═════ RECORDS TO PROCESS ═════

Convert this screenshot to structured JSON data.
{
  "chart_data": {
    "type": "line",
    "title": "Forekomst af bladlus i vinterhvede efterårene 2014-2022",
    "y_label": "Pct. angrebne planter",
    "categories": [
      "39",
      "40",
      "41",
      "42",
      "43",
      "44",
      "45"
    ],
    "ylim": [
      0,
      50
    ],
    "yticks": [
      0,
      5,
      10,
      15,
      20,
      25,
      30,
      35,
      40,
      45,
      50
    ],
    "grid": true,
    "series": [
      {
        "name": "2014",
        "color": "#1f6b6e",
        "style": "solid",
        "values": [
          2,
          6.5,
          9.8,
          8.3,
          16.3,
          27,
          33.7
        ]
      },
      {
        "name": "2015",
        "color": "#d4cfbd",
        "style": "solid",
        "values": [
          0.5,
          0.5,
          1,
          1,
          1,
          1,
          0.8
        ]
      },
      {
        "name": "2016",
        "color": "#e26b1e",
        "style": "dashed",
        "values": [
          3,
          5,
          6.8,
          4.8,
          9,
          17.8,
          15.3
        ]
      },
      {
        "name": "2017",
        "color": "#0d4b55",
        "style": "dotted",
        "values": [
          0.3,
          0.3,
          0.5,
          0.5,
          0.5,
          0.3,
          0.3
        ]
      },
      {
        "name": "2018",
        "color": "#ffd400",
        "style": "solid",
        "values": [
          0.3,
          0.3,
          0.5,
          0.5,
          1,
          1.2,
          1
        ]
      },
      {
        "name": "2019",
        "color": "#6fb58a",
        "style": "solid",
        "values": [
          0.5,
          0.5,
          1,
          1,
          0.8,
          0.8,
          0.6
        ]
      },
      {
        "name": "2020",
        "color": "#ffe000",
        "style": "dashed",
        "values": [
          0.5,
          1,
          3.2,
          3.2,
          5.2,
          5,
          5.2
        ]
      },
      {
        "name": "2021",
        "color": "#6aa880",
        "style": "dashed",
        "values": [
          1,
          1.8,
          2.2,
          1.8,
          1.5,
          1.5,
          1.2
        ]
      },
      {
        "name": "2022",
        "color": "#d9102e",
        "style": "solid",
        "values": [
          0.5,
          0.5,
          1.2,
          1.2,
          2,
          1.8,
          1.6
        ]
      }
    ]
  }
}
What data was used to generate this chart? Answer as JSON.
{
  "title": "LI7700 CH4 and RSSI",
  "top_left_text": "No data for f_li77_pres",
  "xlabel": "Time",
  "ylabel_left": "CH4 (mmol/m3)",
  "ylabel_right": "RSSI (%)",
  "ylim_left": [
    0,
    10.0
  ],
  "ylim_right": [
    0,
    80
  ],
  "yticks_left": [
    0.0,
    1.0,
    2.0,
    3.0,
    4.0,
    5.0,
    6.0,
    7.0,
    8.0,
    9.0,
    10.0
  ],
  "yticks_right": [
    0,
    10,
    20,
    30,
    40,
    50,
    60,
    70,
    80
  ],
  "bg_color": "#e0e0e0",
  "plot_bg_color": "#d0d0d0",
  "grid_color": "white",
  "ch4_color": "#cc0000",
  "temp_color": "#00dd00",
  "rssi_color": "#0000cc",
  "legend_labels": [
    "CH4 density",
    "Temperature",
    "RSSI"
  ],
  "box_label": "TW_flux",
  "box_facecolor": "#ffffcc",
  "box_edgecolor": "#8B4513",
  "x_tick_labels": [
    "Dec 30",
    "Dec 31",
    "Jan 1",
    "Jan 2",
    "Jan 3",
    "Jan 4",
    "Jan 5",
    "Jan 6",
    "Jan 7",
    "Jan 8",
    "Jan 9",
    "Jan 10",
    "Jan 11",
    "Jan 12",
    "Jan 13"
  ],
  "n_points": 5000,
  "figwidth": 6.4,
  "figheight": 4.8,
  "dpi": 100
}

═════

→ **REQUIREMENTS**
Each entry is to be returned in full, character for character.

→ **FINISHED EXERCISE**
Convert this screenshot to structured JSON data.
{
  "chart_data": {
    "type": "line",
    "title": "Forekomst af bladlus i vinterhvede efterårene 2014-2022",
    "y_label": "Pct. angrebne planter",
    "categories": [
      "39",
      "40",
      "41",
      "42",
      "43",
      "44",
      "45"
    ],
    "ylim": [
      0,
      50
    ],
    "yticks": [
      0,
      5,
      10,
      15,
      20,
      25,
      30,
      35,
      40,
      45,
      50
    ],
    "grid": true,
    "series": [
      {
        "name": "2014",
        "color": "#1f6b6e",
        "style": "solid",
        "values": [
          2,
          6.5,
          9.8,
          8.3,
          16.3,
          27,
          33.7
        ]
      },
      {
        "name": "2015",
        "color": "#d4cfbd",
        "style": "solid",
        "values": [
          0.5,
          0.5,
          1,
          1,
          1,
          1,
          0.8
        ]
      },
      {
        "name": "2016",
        "color": "#e26b1e",
        "style": "dashed",
        "values": [
          3,
          5,
          6.8,
          4.8,
          9,
          17.8,
          15.3
        ]
      },
      {
        "name": "2017",
        "color": "#0d4b55",
        "style": "dotted",
        "values": [
          0.3,
          0.3,
          0.5,
          0.5,
          0.5,
          0.3,
          0.3
        ]
      },
      {
        "name": "2018",
        "color": "#ffd400",
        "style": "solid",
        "values": [
          0.3,
          0.3,
          0.5,
          0.5,
          1,
          1.2,
          1
        ]
      },
      {
        "name": "2019",
        "color": "#6fb58a",
        "style": "solid",
        "values": [
          0.5,
          0.5,
          1,
          1,
          0.8,
          0.8,
          0.6
        ]
      },
      {
        "name": "2020",
        "color": "#ffe000",
        "style": "dashed",
        "values": [
          0.5,
          1,
          3.2,
          3.2,
          5.2,
          5,
          5.2
        ]
      },
      {
        "name": "2021",
        "color": "#6aa880",
        "style": "dashed",
        "values": [
          1,
          1.8,
          2.2,
          1.8,
          1.5,
          1.5,
          1.2
        ]
      },
      {
        "name": "2022",
        "color": "#d9102e",
        "style": "solid",
        "values": [
          0.5,
          0.5,
          1.2,
          1.2,
          2,
          1.8,
          1.6
        ]
      }
    ]
  }
}
What data was used to generate this chart? Answer as JSON.
{
  "title": "LI7700 CH4 and RSSI",
  "top_left_text": "No data for f_li77_pres",
  "xlabel": "Time",
  "ylabel_left": "CH4 (mmol/m3)",
  "ylabel_right": "RSSI (%)",
  "ylim_left": [
    0,
    10.0
  ],
  "ylim_right": [
    0,
    80
  ],
  "yticks_left": [
    0.0,
    1.0,
    2.0,
    3.0,
    4.0,
    5.0,
    6.0,
    7.0,
    8.0,
    9.0,
    10.0
  ],
  "yticks_right": [
    0,
    10,
    20,
    30,
    40,
    50,
    60,
    70,
    80
  ],
  "bg_color": "#e0e0e0",
  "plot_bg_color": "#d0d0d0",
  "grid_color": "white",
  "ch4_color": "#cc0000",
  "temp_color": "#00dd00",
  "rssi_color": "#0000cc",
  "legend_labels": [
    "CH4 density",
    "Temperature",
    "RSSI"
  ],
  "box_label": "TW_flux",
  "box_facecolor": "#ffffcc",
  "box_edgecolor": "#8B4513",
  "x_tick_labels": [
    "Dec 30",
    "Dec 31",
    "Jan 1",
    "Jan 2",
    "Jan 3",
    "Jan 4",
    "Jan 5",
    "Jan 6",
    "Jan 7",
    "Jan 8",
    "Jan 9",
    "Jan 10",
    "Jan 11",
    "Jan 12",
    "Jan 13"
  ],
  "n_points": 5000,
  "figwidth": 6.4,
  "figheight": 4.8,
  "dpi": 100
}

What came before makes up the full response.